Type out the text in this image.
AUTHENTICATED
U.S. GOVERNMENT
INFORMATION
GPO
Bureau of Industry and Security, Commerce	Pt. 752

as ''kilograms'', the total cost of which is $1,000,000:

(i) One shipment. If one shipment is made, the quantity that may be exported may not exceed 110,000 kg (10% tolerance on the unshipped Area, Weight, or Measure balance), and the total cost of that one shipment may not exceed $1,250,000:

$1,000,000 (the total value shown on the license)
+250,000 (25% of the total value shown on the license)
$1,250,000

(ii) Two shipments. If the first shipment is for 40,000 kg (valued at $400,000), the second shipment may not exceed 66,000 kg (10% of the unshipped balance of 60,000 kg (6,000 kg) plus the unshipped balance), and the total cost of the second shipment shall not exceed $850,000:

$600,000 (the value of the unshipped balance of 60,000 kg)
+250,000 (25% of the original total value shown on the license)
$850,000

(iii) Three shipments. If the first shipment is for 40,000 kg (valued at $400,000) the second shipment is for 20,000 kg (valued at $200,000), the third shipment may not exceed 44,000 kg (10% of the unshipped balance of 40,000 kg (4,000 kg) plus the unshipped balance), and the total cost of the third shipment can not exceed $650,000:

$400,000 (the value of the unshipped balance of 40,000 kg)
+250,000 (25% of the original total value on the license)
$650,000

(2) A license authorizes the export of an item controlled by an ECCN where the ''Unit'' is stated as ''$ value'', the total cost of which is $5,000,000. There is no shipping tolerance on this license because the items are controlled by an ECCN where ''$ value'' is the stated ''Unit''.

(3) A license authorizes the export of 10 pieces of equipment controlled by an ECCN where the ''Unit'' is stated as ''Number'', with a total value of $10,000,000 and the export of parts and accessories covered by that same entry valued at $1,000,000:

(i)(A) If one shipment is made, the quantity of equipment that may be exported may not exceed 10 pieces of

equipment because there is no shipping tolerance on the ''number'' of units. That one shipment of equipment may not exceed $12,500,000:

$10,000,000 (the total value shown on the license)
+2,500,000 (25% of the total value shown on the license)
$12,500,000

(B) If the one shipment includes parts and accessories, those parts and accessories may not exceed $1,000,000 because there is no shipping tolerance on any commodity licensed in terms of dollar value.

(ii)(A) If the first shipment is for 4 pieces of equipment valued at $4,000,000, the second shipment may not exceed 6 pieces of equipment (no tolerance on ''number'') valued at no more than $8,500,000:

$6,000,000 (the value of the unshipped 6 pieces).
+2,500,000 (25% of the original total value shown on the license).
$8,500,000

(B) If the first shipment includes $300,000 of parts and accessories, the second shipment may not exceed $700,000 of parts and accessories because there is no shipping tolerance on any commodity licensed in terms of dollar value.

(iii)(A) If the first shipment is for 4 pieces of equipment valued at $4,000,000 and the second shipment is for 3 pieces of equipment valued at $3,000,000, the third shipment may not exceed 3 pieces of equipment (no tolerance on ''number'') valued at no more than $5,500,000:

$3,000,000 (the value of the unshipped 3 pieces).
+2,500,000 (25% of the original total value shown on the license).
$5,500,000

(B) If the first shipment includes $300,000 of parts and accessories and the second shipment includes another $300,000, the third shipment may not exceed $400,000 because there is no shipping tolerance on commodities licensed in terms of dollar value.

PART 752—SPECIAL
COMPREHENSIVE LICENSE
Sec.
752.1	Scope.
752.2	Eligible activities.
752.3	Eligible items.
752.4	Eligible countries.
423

################

_Task to carry out:_
All of the data shown above must be copied exactly.

_Exercise result:_
Type out the text in this image.
AUTHENTICATED
U.S. GOVERNMENT
INFORMATION
GPO
Bureau of Industry and Security, Commerce	Pt. 752

as ''kilograms'', the total cost of which is $1,000,000:

(i) One shipment. If one shipment is made, the quantity that may be exported may not exceed 110,000 kg (10% tolerance on the unshipped Area, Weight, or Measure balance), and the total cost of that one shipment may not exceed $1,250,000:

$1,000,000 (the total value shown on the license)
+250,000 (25% of the total value shown on the license)
$1,250,000

(ii) Two shipments. If the first shipment is for 40,000 kg (valued at $400,000), the second shipment may not exceed 66,000 kg (10% of the unshipped balance of 60,000 kg (6,000 kg) plus the unshipped balance), and the total cost of the second shipment shall not exceed $850,000:

$600,000 (the value of the unshipped balance of 60,000 kg)
+250,000 (25% of the original total value shown on the license)
$850,000

(iii) Three shipments. If the first shipment is for 40,000 kg (valued at $400,000) the second shipment is for 20,000 kg (valued at $200,000), the third shipment may not exceed 44,000 kg (10% of the unshipped balance of 40,000 kg (4,000 kg) plus the unshipped balance), and the total cost of the third shipment can not exceed $650,000:

$400,000 (the value of the unshipped balance of 40,000 kg)
+250,000 (25% of the original total value on the license)
$650,000

(2) A license authorizes the export of an item controlled by an ECCN where the ''Unit'' is stated as ''$ value'', the total cost of which is $5,000,000. There is no shipping tolerance on this license because the items are controlled by an ECCN where ''$ value'' is the stated ''Unit''.

(3) A license authorizes the export of 10 pieces of equipment controlled by an ECCN where the ''Unit'' is stated as ''Number'', with a total value of $10,000,000 and the export of parts and accessories covered by that same entry valued at $1,000,000:

(i)(A) If one shipment is made, the quantity of equipment that may be exported may not exceed 10 pieces of

equipment because there is no shipping tolerance on the ''number'' of units. That one shipment of equipment may not exceed $12,500,000:

$10,000,000 (the total value shown on the license)
+2,500,000 (25% of the total value shown on the license)
$12,500,000

(B) If the one shipment includes parts and accessories, those parts and accessories may not exceed $1,000,000 because there is no shipping tolerance on any commodity licensed in terms of dollar value.

(ii)(A) If the first shipment is for 4 pieces of equipment valued at $4,000,000, the second shipment may not exceed 6 pieces of equipment (no tolerance on ''number'') valued at no more than $8,500,000:

$6,000,000 (the value of the unshipped 6 pieces).
+2,500,000 (25% of the original total value shown on the license).
$8,500,000

(B) If the first shipment includes $300,000 of parts and accessories, the second shipment may not exceed $700,000 of parts and accessories because there is no shipping tolerance on any commodity licensed in terms of dollar value.

(iii)(A) If the first shipment is for 4 pieces of equipment valued at $4,000,000 and the second shipment is for 3 pieces of equipment valued at $3,000,000, the third shipment may not exceed 3 pieces of equipment (no tolerance on ''number'') valued at no more than $5,500,000:

$3,000,000 (the value of the unshipped 3 pieces).
+2,500,000 (25% of the original total value shown on the license).
$5,500,000

(B) If the first shipment includes $300,000 of parts and accessories and the second shipment includes another $300,000, the third shipment may not exceed $400,000 because there is no shipping tolerance on commodities licensed in terms of dollar value.

PART 752—SPECIAL
COMPREHENSIVE LICENSE
Sec.
752.1	Scope.
752.2	Eligible activities.
752.3	Eligible items.
752.4	Eligible countries.
423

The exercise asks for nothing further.